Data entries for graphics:
- - -

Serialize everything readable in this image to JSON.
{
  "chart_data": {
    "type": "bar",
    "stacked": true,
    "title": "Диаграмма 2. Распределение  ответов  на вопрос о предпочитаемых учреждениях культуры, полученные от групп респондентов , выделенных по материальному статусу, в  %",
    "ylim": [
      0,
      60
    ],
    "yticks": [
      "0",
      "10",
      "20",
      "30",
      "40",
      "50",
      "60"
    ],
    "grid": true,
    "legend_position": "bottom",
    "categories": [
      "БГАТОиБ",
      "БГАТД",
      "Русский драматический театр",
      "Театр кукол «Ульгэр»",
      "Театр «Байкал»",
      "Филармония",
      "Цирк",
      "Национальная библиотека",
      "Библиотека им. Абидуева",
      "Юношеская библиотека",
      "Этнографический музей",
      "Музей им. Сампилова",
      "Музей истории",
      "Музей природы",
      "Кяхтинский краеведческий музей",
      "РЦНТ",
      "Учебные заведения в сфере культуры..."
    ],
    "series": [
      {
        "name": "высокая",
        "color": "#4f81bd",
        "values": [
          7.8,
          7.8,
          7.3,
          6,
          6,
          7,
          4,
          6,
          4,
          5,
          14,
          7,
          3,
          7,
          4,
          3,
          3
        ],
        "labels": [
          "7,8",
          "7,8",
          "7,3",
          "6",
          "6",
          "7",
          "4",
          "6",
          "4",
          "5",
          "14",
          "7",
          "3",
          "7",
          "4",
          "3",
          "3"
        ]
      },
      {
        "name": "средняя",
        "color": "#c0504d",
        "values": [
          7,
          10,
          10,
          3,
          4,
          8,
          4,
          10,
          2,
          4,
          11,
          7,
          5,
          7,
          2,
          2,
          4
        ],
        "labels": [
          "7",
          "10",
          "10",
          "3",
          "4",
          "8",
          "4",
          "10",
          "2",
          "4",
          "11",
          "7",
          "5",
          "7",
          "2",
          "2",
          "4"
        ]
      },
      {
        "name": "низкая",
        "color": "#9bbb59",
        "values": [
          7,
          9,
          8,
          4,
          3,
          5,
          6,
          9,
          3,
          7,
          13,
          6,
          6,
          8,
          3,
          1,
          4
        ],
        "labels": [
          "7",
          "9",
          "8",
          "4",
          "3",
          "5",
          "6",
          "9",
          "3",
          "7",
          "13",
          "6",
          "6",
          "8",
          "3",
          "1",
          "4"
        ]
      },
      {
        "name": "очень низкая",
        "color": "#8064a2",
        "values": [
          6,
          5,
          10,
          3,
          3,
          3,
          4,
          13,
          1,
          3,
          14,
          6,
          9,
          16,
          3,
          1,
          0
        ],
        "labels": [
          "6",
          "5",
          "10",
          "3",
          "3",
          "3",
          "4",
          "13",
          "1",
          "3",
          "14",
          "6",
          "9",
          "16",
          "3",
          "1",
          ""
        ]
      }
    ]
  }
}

- - -

GOAL OF THE EXERCISE — Find the word "color" in the entries, and copy every line it shows up in.

PROBLEM SOLUTION —
        "color": "#4f81bd",
        "color": "#c0504d",
        "color": "#9bbb59",
        "color": "#8064a2",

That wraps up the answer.